#### The task
In the records below, find each line with the word "color" and copy it.

---+---

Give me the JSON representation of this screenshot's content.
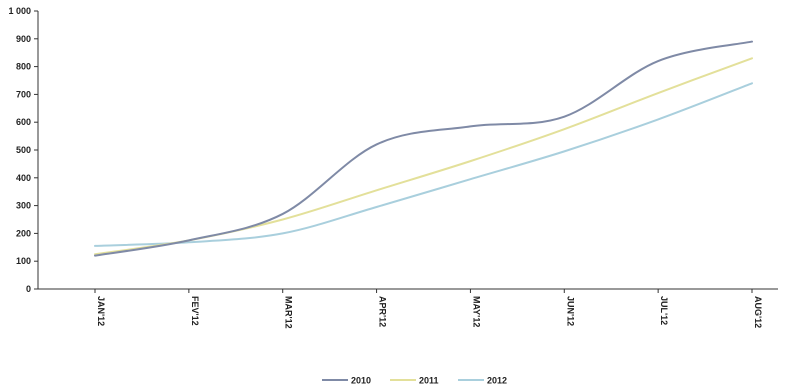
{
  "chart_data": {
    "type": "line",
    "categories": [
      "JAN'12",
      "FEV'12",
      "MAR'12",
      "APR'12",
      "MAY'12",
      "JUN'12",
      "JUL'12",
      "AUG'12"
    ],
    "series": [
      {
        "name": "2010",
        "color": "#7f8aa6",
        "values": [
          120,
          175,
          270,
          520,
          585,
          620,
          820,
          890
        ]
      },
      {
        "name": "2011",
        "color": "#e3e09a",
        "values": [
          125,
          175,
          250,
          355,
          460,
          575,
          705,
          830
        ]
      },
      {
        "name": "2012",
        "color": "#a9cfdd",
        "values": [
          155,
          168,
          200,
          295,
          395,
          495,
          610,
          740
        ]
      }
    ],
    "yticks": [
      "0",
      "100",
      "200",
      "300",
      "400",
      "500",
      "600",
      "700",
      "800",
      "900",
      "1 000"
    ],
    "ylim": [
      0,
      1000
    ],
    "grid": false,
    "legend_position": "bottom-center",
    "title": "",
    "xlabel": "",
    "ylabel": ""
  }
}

---+---

#### Response to this task
        "color": "#7f8aa6",
        "color": "#e3e09a",
        "color": "#a9cfdd",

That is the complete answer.